-- start Supplied data --

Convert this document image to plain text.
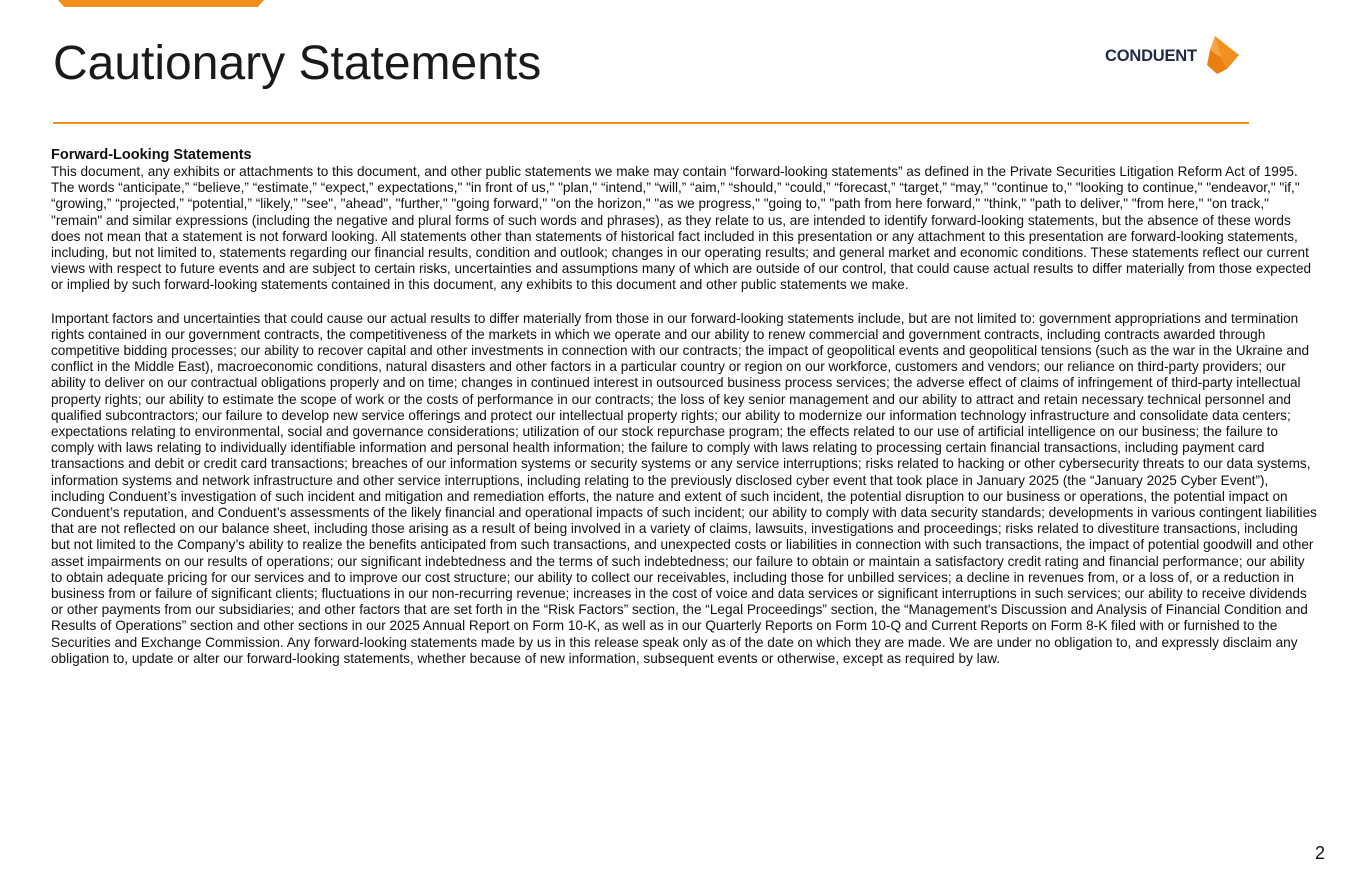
Cautionary Statements	CONDUENT
Forward-Looking Statements

This document, any exhibits or attachments to this document, and other public statements we make may contain “forward-looking statements” as defined in the Private Securities Litigation Reform Act of 1995. The words “anticipate,” “believe,” “estimate,” “expect,” expectations," "in front of us," "plan," “intend,” “will,” “aim,” “should,” “could,” “forecast,” “target,” “may,” "continue to," "looking to continue," "endeavor," "if," “growing,” “projected,” “potential,” “likely,” "see", "ahead", "further," "going forward," "on the horizon," "as we progress," "going to," "path from here forward," "think," "path to deliver," "from here," "on track," "remain" and similar expressions (including the negative and plural forms of such words and phrases), as they relate to us, are intended to identify forward-looking statements, but the absence of these words does not mean that a statement is not forward looking. All statements other than statements of historical fact included in this presentation or any attachment to this presentation are forward-looking statements, including, but not limited to, statements regarding our financial results, condition and outlook; changes in our operating results; and general market and economic conditions. These statements reflect our current views with respect to future events and are subject to certain risks, uncertainties and assumptions many of which are outside of our control, that could cause actual results to differ materially from those expected or implied by such forward-looking statements contained in this document, any exhibits to this document and other public statements we make.

Important factors and uncertainties that could cause our actual results to differ materially from those in our forward-looking statements include, but are not limited to: government appropriations and termination rights contained in our government contracts, the competitiveness of the markets in which we operate and our ability to renew commercial and government contracts, including contracts awarded through competitive bidding processes; our ability to recover capital and other investments in connection with our contracts; the impact of geopolitical events and geopolitical tensions (such as the war in the Ukraine and conflict in the Middle East), macroeconomic conditions, natural disasters and other factors in a particular country or region on our workforce, customers and vendors; our reliance on third-party providers; our ability to deliver on our contractual obligations properly and on time; changes in continued interest in outsourced business process services; the adverse effect of claims of infringement of third-party intellectual property rights; our ability to estimate the scope of work or the costs of performance in our contracts; the loss of key senior management and our ability to attract and retain necessary technical personnel and qualified subcontractors; our failure to develop new service offerings and protect our intellectual property rights; our ability to modernize our information technology infrastructure and consolidate data centers; expectations relating to environmental, social and governance considerations; utilization of our stock repurchase program; the effects related to our use of artificial intelligence on our business; the failure to comply with laws relating to individually identifiable information and personal health information; the failure to comply with laws relating to processing certain financial transactions, including payment card transactions and debit or credit card transactions; breaches of our information systems or security systems or any service interruptions; risks related to hacking or other cybersecurity threats to our data systems, information systems and network infrastructure and other service interruptions, including relating to the previously disclosed cyber event that took place in January 2025 (the “January 2025 Cyber Event”), including Conduent’s investigation of such incident and mitigation and remediation efforts, the nature and extent of such incident, the potential disruption to our business or operations, the potential impact on Conduent’s reputation, and Conduent’s assessments of the likely financial and operational impacts of such incident; our ability to comply with data security standards; developments in various contingent liabilities that are not reflected on our balance sheet, including those arising as a result of being involved in a variety of claims, lawsuits, investigations and proceedings; risks related to divestiture transactions, including but not limited to the Company’s ability to realize the benefits anticipated from such transactions, and unexpected costs or liabilities in connection with such transactions, the impact of potential goodwill and other asset impairments on our results of operations; our significant indebtedness and the terms of such indebtedness; our failure to obtain or maintain a satisfactory credit rating and financial performance; our ability to obtain adequate pricing for our services and to improve our cost structure; our ability to collect our receivables, including those for unbilled services; a decline in revenues from, or a loss of, or a reduction in business from or failure of significant clients; fluctuations in our non-recurring revenue; increases in the cost of voice and data services or significant interruptions in such services; our ability to receive dividends or other payments from our subsidiaries; and other factors that are set forth in the “Risk Factors” section, the “Legal Proceedings” section, the “Management's Discussion and Analysis of Financial Condition and Results of Operations” section and other sections in our 2025 Annual Report on Form 10-K, as well as in our Quarterly Reports on Form 10-Q and Current Reports on Form 8-K filed with or furnished to the Securities and Exchange Commission. Any forward-looking statements made by us in this release speak only as of the date on which they are made. We are under no obligation to, and expressly disclaim any obligation to, update or alter our forward-looking statements, whether because of new information, subsequent events or otherwise, except as required by law.

2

-- end Supplied data --

• Requirements: Quote all the records verbatim, dropping any pictures from your copy.

• Problem solution:
Convert this document image to plain text.
Cautionary Statements	CONDUENT
Forward-Looking Statements

This document, any exhibits or attachments to this document, and other public statements we make may contain “forward-looking statements” as defined in the Private Securities Litigation Reform Act of 1995. The words “anticipate,” “believe,” “estimate,” “expect,” expectations," "in front of us," "plan," “intend,” “will,” “aim,” “should,” “could,” “forecast,” “target,” “may,” "continue to," "looking to continue," "endeavor," "if," “growing,” “projected,” “potential,” “likely,” "see", "ahead", "further," "going forward," "on the horizon," "as we progress," "going to," "path from here forward," "think," "path to deliver," "from here," "on track," "remain" and similar expressions (including the negative and plural forms of such words and phrases), as they relate to us, are intended to identify forward-looking statements, but the absence of these words does not mean that a statement is not forward looking. All statements other than statements of historical fact included in this presentation or any attachment to this presentation are forward-looking statements, including, but not limited to, statements regarding our financial results, condition and outlook; changes in our operating results; and general market and economic conditions. These statements reflect our current views with respect to future events and are subject to certain risks, uncertainties and assumptions many of which are outside of our control, that could cause actual results to differ materially from those expected or implied by such forward-looking statements contained in this document, any exhibits to this document and other public statements we make.

Important factors and uncertainties that could cause our actual results to differ materially from those in our forward-looking statements include, but are not limited to: government appropriations and termination rights contained in our government contracts, the competitiveness of the markets in which we operate and our ability to renew commercial and government contracts, including contracts awarded through competitive bidding processes; our ability to recover capital and other investments in connection with our contracts; the impact of geopolitical events and geopolitical tensions (such as the war in the Ukraine and conflict in the Middle East), macroeconomic conditions, natural disasters and other factors in a particular country or region on our workforce, customers and vendors; our reliance on third-party providers; our ability to deliver on our contractual obligations properly and on time; changes in continued interest in outsourced business process services; the adverse effect of claims of infringement of third-party intellectual property rights; our ability to estimate the scope of work or the costs of performance in our contracts; the loss of key senior management and our ability to attract and retain necessary technical personnel and qualified subcontractors; our failure to develop new service offerings and protect our intellectual property rights; our ability to modernize our information technology infrastructure and consolidate data centers; expectations relating to environmental, social and governance considerations; utilization of our stock repurchase program; the effects related to our use of artificial intelligence on our business; the failure to comply with laws relating to individually identifiable information and personal health information; the failure to comply with laws relating to processing certain financial transactions, including payment card transactions and debit or credit card transactions; breaches of our information systems or security systems or any service interruptions; risks related to hacking or other cybersecurity threats to our data systems, information systems and network infrastructure and other service interruptions, including relating to the previously disclosed cyber event that took place in January 2025 (the “January 2025 Cyber Event”), including Conduent’s investigation of such incident and mitigation and remediation efforts, the nature and extent of such incident, the potential disruption to our business or operations, the potential impact on Conduent’s reputation, and Conduent’s assessments of the likely financial and operational impacts of such incident; our ability to comply with data security standards; developments in various contingent liabilities that are not reflected on our balance sheet, including those arising as a result of being involved in a variety of claims, lawsuits, investigations and proceedings; risks related to divestiture transactions, including but not limited to the Company’s ability to realize the benefits anticipated from such transactions, and unexpected costs or liabilities in connection with such transactions, the impact of potential goodwill and other asset impairments on our results of operations; our significant indebtedness and the terms of such indebtedness; our failure to obtain or maintain a satisfactory credit rating and financial performance; our ability to obtain adequate pricing for our services and to improve our cost structure; our ability to collect our receivables, including those for unbilled services; a decline in revenues from, or a loss of, or a reduction in business from or failure of significant clients; fluctuations in our non-recurring revenue; increases in the cost of voice and data services or significant interruptions in such services; our ability to receive dividends or other payments from our subsidiaries; and other factors that are set forth in the “Risk Factors” section, the “Legal Proceedings” section, the “Management's Discussion and Analysis of Financial Condition and Results of Operations” section and other sections in our 2025 Annual Report on Form 10-K, as well as in our Quarterly Reports on Form 10-Q and Current Reports on Form 8-K filed with or furnished to the Securities and Exchange Commission. Any forward-looking statements made by us in this release speak only as of the date on which they are made. We are under no obligation to, and expressly disclaim any obligation to, update or alter our forward-looking statements, whether because of new information, subsequent events or otherwise, except as required by law.

2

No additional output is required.